TASK REQUIREMENTS: Where a line holds the word "Chip", copy that line.

(Entries taken from a collection)

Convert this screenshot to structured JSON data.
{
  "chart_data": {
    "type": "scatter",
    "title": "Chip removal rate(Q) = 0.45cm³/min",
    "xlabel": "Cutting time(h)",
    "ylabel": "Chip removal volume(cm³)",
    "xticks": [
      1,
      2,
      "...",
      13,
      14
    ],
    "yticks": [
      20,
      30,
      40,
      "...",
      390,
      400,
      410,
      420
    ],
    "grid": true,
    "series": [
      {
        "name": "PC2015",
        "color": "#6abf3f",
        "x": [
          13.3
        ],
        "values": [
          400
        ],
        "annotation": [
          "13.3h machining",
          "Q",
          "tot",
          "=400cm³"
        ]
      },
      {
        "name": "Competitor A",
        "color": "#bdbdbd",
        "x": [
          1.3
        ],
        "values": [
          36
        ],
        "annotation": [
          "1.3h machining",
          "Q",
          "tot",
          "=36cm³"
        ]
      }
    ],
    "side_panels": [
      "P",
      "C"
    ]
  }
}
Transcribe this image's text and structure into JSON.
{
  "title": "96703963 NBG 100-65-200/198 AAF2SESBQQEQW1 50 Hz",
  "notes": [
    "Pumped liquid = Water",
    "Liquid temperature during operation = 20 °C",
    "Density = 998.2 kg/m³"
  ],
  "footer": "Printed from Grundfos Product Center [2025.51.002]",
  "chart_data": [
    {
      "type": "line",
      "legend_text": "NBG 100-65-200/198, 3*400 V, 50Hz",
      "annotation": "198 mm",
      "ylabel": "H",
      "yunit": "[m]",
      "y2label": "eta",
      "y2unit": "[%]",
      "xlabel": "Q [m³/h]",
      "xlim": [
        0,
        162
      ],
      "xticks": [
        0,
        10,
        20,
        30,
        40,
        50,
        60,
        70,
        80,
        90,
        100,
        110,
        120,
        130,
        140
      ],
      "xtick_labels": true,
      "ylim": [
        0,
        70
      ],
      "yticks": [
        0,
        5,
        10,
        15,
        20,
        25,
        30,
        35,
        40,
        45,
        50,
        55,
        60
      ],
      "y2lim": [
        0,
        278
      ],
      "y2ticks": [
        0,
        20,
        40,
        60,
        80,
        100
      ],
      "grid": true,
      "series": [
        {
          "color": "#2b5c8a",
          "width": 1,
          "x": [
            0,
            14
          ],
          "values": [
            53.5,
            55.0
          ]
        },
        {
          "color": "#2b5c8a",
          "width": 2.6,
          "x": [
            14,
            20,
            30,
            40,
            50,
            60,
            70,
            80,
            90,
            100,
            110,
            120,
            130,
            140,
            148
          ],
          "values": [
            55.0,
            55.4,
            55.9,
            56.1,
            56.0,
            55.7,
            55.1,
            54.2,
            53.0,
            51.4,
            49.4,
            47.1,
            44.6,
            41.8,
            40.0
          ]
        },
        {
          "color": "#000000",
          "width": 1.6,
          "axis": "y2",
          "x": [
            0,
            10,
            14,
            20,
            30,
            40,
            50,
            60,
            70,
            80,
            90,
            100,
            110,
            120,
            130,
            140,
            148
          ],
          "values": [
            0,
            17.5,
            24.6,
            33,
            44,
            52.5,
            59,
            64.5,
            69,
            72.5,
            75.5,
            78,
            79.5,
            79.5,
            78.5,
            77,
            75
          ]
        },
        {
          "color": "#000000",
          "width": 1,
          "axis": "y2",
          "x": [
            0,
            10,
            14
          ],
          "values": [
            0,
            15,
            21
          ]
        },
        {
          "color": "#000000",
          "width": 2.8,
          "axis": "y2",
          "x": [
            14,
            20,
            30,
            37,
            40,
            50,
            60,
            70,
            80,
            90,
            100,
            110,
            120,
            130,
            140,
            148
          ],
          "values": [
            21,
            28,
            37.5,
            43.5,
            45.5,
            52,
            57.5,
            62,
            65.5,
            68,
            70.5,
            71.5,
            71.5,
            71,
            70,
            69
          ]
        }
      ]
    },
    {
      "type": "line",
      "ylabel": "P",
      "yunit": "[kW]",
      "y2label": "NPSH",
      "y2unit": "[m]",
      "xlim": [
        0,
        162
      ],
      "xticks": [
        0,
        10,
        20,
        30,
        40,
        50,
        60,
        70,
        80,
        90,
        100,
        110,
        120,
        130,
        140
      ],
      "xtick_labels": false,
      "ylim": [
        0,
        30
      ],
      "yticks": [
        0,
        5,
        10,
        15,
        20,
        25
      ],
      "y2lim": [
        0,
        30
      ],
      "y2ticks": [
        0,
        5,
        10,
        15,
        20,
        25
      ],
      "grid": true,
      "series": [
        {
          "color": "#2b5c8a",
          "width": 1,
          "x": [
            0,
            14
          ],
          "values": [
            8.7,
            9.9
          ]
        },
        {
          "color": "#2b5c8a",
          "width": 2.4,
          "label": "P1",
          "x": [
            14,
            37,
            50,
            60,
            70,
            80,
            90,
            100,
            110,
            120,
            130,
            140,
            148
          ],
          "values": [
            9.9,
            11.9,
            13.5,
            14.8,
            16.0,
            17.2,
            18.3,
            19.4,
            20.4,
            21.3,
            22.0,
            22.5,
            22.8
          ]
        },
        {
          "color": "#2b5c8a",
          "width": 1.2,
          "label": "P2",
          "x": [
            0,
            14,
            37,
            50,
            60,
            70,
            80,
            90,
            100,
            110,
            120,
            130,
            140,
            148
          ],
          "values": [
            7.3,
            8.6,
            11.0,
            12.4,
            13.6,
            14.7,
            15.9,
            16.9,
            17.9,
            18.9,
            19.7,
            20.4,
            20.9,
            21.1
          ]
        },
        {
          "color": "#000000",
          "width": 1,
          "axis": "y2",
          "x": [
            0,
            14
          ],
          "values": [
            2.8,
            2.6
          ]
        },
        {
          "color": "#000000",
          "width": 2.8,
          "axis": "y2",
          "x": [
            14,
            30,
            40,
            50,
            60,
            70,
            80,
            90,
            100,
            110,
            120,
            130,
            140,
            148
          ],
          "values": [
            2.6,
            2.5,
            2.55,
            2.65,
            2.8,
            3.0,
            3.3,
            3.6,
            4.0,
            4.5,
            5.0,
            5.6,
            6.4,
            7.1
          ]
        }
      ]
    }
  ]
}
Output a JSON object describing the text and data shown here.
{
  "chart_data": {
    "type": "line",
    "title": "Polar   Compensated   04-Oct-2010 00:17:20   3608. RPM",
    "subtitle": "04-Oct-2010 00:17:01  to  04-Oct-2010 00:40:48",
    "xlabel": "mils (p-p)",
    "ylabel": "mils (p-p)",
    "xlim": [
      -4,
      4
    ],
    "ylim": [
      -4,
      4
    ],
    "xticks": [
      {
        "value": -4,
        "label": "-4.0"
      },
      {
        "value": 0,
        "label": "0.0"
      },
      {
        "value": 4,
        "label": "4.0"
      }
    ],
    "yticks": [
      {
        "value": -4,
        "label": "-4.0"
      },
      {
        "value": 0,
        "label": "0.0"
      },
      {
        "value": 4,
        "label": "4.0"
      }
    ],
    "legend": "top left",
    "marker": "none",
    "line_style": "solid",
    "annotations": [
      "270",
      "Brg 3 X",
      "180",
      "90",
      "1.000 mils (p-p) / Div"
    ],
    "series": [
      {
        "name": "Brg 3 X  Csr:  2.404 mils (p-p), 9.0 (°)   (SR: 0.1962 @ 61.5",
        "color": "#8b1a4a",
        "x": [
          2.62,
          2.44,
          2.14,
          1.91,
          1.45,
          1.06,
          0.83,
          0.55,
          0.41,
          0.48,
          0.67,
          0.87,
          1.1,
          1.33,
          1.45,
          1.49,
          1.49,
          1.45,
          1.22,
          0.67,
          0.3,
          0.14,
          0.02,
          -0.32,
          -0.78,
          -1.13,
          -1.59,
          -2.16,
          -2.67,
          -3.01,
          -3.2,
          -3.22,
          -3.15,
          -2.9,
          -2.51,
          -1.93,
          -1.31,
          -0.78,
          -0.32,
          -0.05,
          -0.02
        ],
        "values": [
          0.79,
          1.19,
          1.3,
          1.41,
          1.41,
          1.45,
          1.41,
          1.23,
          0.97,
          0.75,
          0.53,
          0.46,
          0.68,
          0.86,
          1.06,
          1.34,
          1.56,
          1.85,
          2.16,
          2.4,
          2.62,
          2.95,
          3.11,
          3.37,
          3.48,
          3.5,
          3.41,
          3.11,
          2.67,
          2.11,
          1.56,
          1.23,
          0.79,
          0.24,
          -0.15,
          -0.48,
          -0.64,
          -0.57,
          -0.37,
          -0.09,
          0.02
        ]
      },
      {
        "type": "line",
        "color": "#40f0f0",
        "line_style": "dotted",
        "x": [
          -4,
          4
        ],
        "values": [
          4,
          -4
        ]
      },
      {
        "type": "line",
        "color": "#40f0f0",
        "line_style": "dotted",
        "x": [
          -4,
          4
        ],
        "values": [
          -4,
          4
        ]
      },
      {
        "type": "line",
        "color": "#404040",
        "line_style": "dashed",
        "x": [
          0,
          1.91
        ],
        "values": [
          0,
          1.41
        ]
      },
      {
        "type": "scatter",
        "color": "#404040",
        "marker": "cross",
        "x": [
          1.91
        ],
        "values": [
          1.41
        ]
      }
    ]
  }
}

SOLUTION FOR THIS TASK:
    "title": "Chip removal rate(Q) = 0.45cm³/min",
    "ylabel": "Chip removal volume(cm³)",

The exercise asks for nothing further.